# TASK INPUTS start

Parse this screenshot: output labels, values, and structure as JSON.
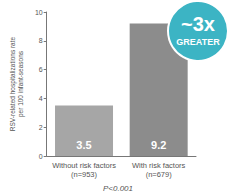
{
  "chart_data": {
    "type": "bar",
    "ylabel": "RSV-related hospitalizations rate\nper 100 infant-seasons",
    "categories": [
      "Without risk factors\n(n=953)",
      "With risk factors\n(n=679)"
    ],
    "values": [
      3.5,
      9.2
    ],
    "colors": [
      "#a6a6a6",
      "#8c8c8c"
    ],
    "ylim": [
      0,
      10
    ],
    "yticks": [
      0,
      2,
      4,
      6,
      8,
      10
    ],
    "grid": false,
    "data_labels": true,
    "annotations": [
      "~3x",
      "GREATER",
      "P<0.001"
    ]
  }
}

# TASK INPUTS end

Among these entries, how many lines include the string "factors"? Reply with the number by itself.

• _REPLY TO THE TASK_: 2